===== Data provided

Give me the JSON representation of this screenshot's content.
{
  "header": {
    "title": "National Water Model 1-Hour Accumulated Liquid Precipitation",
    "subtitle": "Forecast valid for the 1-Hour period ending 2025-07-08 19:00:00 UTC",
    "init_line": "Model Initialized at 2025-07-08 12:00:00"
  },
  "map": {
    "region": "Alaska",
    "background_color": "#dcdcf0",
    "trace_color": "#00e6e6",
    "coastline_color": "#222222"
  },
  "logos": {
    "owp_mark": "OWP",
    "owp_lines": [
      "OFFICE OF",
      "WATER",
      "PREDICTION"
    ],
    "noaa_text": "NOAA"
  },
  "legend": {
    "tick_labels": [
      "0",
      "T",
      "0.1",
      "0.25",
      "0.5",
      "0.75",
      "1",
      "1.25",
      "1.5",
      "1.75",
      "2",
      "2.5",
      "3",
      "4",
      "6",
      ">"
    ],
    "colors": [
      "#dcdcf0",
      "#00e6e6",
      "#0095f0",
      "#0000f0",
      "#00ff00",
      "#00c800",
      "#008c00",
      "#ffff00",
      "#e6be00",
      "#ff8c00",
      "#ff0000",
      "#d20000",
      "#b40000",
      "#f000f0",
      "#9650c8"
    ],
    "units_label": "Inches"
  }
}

==========

• _Do this_
In full and verbatim, repeat the records given above.

• _The answer_
Give me the JSON representation of this screenshot's content.
{
  "header": {
    "title": "National Water Model 1-Hour Accumulated Liquid Precipitation",
    "subtitle": "Forecast valid for the 1-Hour period ending 2025-07-08 19:00:00 UTC",
    "init_line": "Model Initialized at 2025-07-08 12:00:00"
  },
  "map": {
    "region": "Alaska",
    "background_color": "#dcdcf0",
    "trace_color": "#00e6e6",
    "coastline_color": "#222222"
  },
  "logos": {
    "owp_mark": "OWP",
    "owp_lines": [
      "OFFICE OF",
      "WATER",
      "PREDICTION"
    ],
    "noaa_text": "NOAA"
  },
  "legend": {
    "tick_labels": [
      "0",
      "T",
      "0.1",
      "0.25",
      "0.5",
      "0.75",
      "1",
      "1.25",
      "1.5",
      "1.75",
      "2",
      "2.5",
      "3",
      "4",
      "6",
      ">"
    ],
    "colors": [
      "#dcdcf0",
      "#00e6e6",
      "#0095f0",
      "#0000f0",
      "#00ff00",
      "#00c800",
      "#008c00",
      "#ffff00",
      "#e6be00",
      "#ff8c00",
      "#ff0000",
      "#d20000",
      "#b40000",
      "#f000f0",
      "#9650c8"
    ],
    "units_label": "Inches"
  }
}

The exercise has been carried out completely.